Scan the data below. Pull out each line where "cals" occurs.

→ Supplied data:
======

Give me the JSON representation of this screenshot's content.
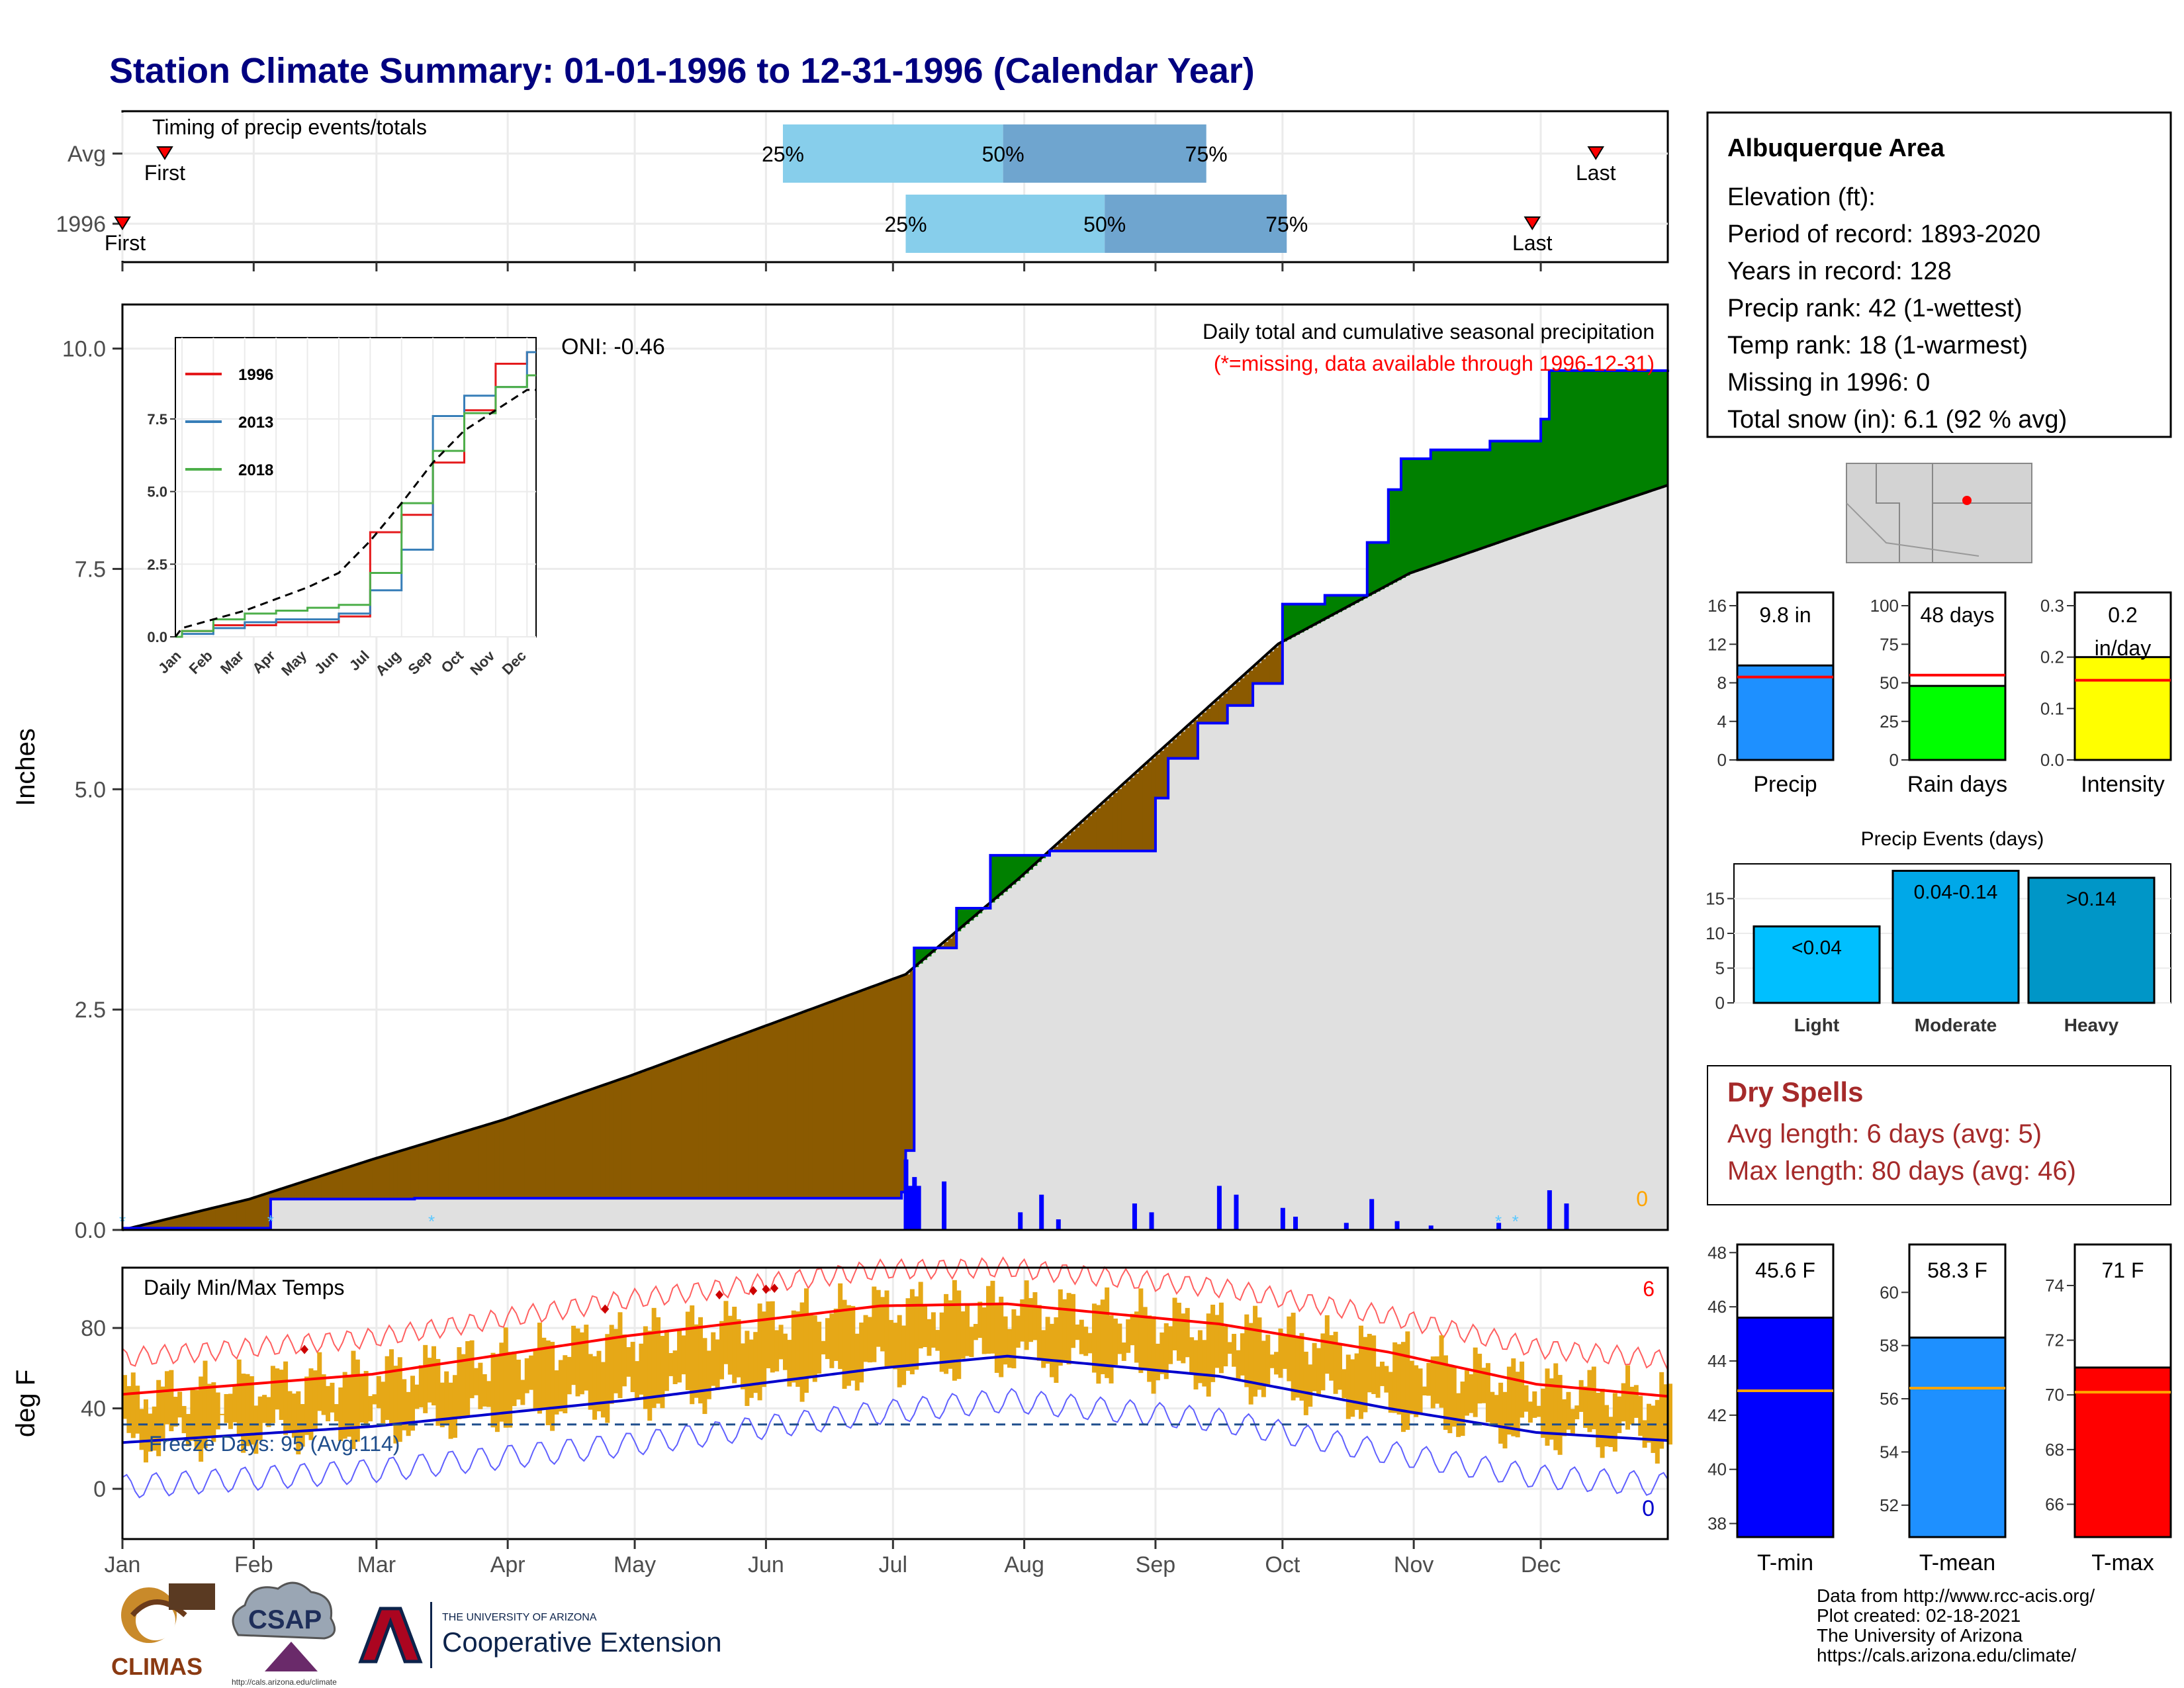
{
  "title": "Station Climate Summary: 01-01-1996 to 12-31-1996 (Calendar Year)",
  "colors": {
    "title": "#000080",
    "precip_blue": "#0000ff",
    "surplus_green": "#008000",
    "deficit_brown": "#8b5a00",
    "normal_gray": "#e0e0e0",
    "temp_gold": "#e6a817",
    "red": "#ff0000",
    "dry_spell": "#a52a2a"
  },
  "months": [
    "Jan",
    "Feb",
    "Mar",
    "Apr",
    "May",
    "Jun",
    "Jul",
    "Aug",
    "Sep",
    "Oct",
    "Nov",
    "Dec"
  ],
  "timing": {
    "label": "Timing of precip events/totals",
    "rows": [
      {
        "name": "Avg",
        "first_label": "First",
        "last_label": "Last",
        "first_day": 11,
        "p25_day": 157,
        "p50_day": 209,
        "p75_day": 257,
        "last_day": 349
      },
      {
        "name": "1996",
        "first_label": "First",
        "last_label": "Last",
        "first_day": 1,
        "p25_day": 186,
        "p50_day": 233,
        "p75_day": 276,
        "last_day": 334
      }
    ],
    "pct_labels": [
      "25%",
      "50%",
      "75%"
    ]
  },
  "station": {
    "name": "Albuquerque Area",
    "lines": [
      "Elevation (ft):",
      "Period of record: 1893-2020",
      "Years in record: 128",
      "Precip rank: 42 (1-wettest)",
      "Temp rank: 18 (1-warmest)",
      "Missing in 1996: 0",
      "Total snow (in): 6.1 (92 % avg)"
    ]
  },
  "precip_panel": {
    "title": "Daily total and cumulative seasonal precipitation",
    "subtitle": "(*=missing, data available through 1996-12-31)",
    "oni": "ONI: -0.46",
    "ylabel": "Inches",
    "yticks": [
      "0.0",
      "2.5",
      "5.0",
      "7.5",
      "10.0"
    ],
    "missing_count": "0"
  },
  "inset": {
    "legend": [
      "1996",
      "2013",
      "2018"
    ],
    "legend_colors": [
      "#e41a1c",
      "#377eb8",
      "#4daf4a"
    ],
    "yticks": [
      "0.0",
      "2.5",
      "5.0",
      "7.5"
    ]
  },
  "temp_panel": {
    "title": "Daily Min/Max Temps",
    "ylabel": "deg F",
    "yticks": [
      "0",
      "40",
      "80"
    ],
    "freeze": "Freeze Days: 95 (Avg:114)",
    "record_high_count": "6",
    "record_low_count": "0"
  },
  "summary_bars": [
    {
      "label": "Precip",
      "value_label": "9.8 in",
      "ticks": [
        "0",
        "4",
        "8",
        "12",
        "16"
      ],
      "color": "#1e90ff"
    },
    {
      "label": "Rain days",
      "value_label": "48 days",
      "ticks": [
        "0",
        "25",
        "50",
        "75",
        "100"
      ],
      "color": "#00ff00"
    },
    {
      "label": "Intensity",
      "value_label": "0.2\nin/day",
      "ticks": [
        "0.0",
        "0.1",
        "0.2",
        "0.3"
      ],
      "color": "#ffff00"
    }
  ],
  "events": {
    "title": "Precip Events (days)",
    "yticks": [
      "0",
      "5",
      "10",
      "15"
    ],
    "bars": [
      {
        "label": "Light",
        "value_label": "<0.04",
        "color": "#00bfff"
      },
      {
        "label": "Moderate",
        "value_label": "0.04-0.14",
        "color": "#00a8e8"
      },
      {
        "label": "Heavy",
        "value_label": ">0.14",
        "color": "#0096c7"
      }
    ]
  },
  "dry_spells": {
    "title": "Dry Spells",
    "lines": [
      "Avg length: 6 days (avg: 5)",
      "Max length: 80 days (avg: 46)"
    ]
  },
  "temp_bars": [
    {
      "label": "T-min",
      "value_label": "45.6 F",
      "ticks": [
        "38",
        "40",
        "42",
        "44",
        "46",
        "48"
      ],
      "color": "#0000ff"
    },
    {
      "label": "T-mean",
      "value_label": "58.3 F",
      "ticks": [
        "52",
        "54",
        "56",
        "58",
        "60"
      ],
      "color": "#1e90ff"
    },
    {
      "label": "T-max",
      "value_label": "71 F",
      "ticks": [
        "66",
        "68",
        "70",
        "72",
        "74"
      ],
      "color": "#ff0000"
    }
  ],
  "credits": [
    "Data from http://www.rcc-acis.org/",
    "Plot created: 02-18-2021",
    "The University of Arizona",
    "https://cals.arizona.edu/climate/"
  ],
  "logos": {
    "climas": "CLIMAS",
    "csap": "CSAP",
    "csap_url": "http://cals.arizona.edu/climate",
    "ua_top": "THE UNIVERSITY OF ARIZONA",
    "ua_bottom": "Cooperative Extension"
  },
  "chart_data": [
    {
      "type": "area",
      "title": "Daily total and cumulative seasonal precipitation",
      "ylabel": "Inches",
      "ylim": [
        0,
        10.5
      ],
      "x_unit": "day of year 1996",
      "cumulative_1996_steps": [
        [
          1,
          0.02
        ],
        [
          36,
          0.35
        ],
        [
          70,
          0.36
        ],
        [
          185,
          0.43
        ],
        [
          186,
          0.9
        ],
        [
          188,
          3.2
        ],
        [
          198,
          3.65
        ],
        [
          206,
          4.25
        ],
        [
          220,
          4.3
        ],
        [
          245,
          4.9
        ],
        [
          248,
          5.35
        ],
        [
          255,
          5.75
        ],
        [
          262,
          5.95
        ],
        [
          268,
          6.2
        ],
        [
          275,
          7.1
        ],
        [
          285,
          7.2
        ],
        [
          295,
          7.8
        ],
        [
          300,
          8.4
        ],
        [
          303,
          8.75
        ],
        [
          310,
          8.85
        ],
        [
          324,
          8.95
        ],
        [
          336,
          9.2
        ],
        [
          338,
          9.75
        ],
        [
          366,
          9.76
        ]
      ],
      "normal_cumulative": [
        [
          1,
          0.0
        ],
        [
          31,
          0.35
        ],
        [
          60,
          0.8
        ],
        [
          91,
          1.25
        ],
        [
          121,
          1.75
        ],
        [
          152,
          2.3
        ],
        [
          186,
          2.9
        ],
        [
          213,
          4.0
        ],
        [
          244,
          5.35
        ],
        [
          274,
          6.65
        ],
        [
          305,
          7.45
        ],
        [
          335,
          7.95
        ],
        [
          366,
          8.45
        ]
      ],
      "daily_precip": [
        [
          186,
          0.8
        ],
        [
          187,
          0.5
        ],
        [
          188,
          0.6
        ],
        [
          189,
          0.5
        ],
        [
          195,
          0.55
        ],
        [
          213,
          0.2
        ],
        [
          218,
          0.4
        ],
        [
          222,
          0.12
        ],
        [
          240,
          0.3
        ],
        [
          244,
          0.2
        ],
        [
          260,
          0.5
        ],
        [
          264,
          0.4
        ],
        [
          275,
          0.25
        ],
        [
          278,
          0.15
        ],
        [
          290,
          0.08
        ],
        [
          296,
          0.35
        ],
        [
          302,
          0.1
        ],
        [
          310,
          0.05
        ],
        [
          326,
          0.08
        ],
        [
          338,
          0.45
        ],
        [
          342,
          0.3
        ]
      ]
    },
    {
      "type": "line",
      "title": "Daily Min/Max Temps",
      "ylabel": "deg F",
      "ylim": [
        -25,
        110
      ],
      "normal_max": [
        [
          1,
          47
        ],
        [
          60,
          57
        ],
        [
          120,
          76
        ],
        [
          180,
          91
        ],
        [
          210,
          92
        ],
        [
          260,
          82
        ],
        [
          300,
          68
        ],
        [
          335,
          52
        ],
        [
          366,
          46
        ]
      ],
      "normal_min": [
        [
          1,
          23
        ],
        [
          60,
          31
        ],
        [
          120,
          44
        ],
        [
          180,
          60
        ],
        [
          210,
          66
        ],
        [
          260,
          56
        ],
        [
          300,
          40
        ],
        [
          335,
          28
        ],
        [
          366,
          24
        ]
      ],
      "freeze_line": 32
    },
    {
      "type": "line",
      "title": "",
      "months": [
        "Jan",
        "Feb",
        "Mar",
        "Apr",
        "May",
        "Jun",
        "Jul",
        "Aug",
        "Sep",
        "Oct",
        "Nov",
        "Dec"
      ],
      "series": [
        {
          "name": "1996",
          "values": [
            0.2,
            0.4,
            0.4,
            0.5,
            0.5,
            0.7,
            3.6,
            4.2,
            6.0,
            7.8,
            9.4,
            9.8
          ]
        },
        {
          "name": "2013",
          "values": [
            0.1,
            0.3,
            0.5,
            0.6,
            0.6,
            0.8,
            1.6,
            3.0,
            7.6,
            8.3,
            8.6,
            9.8
          ]
        },
        {
          "name": "2018",
          "values": [
            0.2,
            0.6,
            0.8,
            0.9,
            1.0,
            1.1,
            2.2,
            4.6,
            6.4,
            7.7,
            8.6,
            9.0
          ]
        },
        {
          "name": "",
          "values": [
            0.3,
            0.6,
            0.9,
            1.3,
            1.7,
            2.2,
            3.3,
            4.6,
            6.0,
            7.1,
            7.8,
            8.5
          ]
        }
      ]
    },
    {
      "type": "bar",
      "title": "Precip Events (days)",
      "categories": [
        "Light",
        "Moderate",
        "Heavy"
      ],
      "values": [
        11,
        19,
        18
      ],
      "ylim": [
        0,
        20
      ]
    },
    {
      "type": "bar",
      "categories": [
        "Precip",
        "Rain days",
        "Intensity"
      ],
      "values": [
        9.8,
        48,
        0.2
      ],
      "averages": [
        8.6,
        55,
        0.155
      ]
    },
    {
      "type": "bar",
      "categories": [
        "T-min",
        "T-mean",
        "T-max"
      ],
      "values": [
        45.6,
        58.3,
        71
      ],
      "averages": [
        42.9,
        56.4,
        70.1
      ]
    }
  ]
}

======

→ Answer for the task:
    "https://cals.arizona.edu/climate/"
    "csap_url": "http://cals.arizona.edu/climate",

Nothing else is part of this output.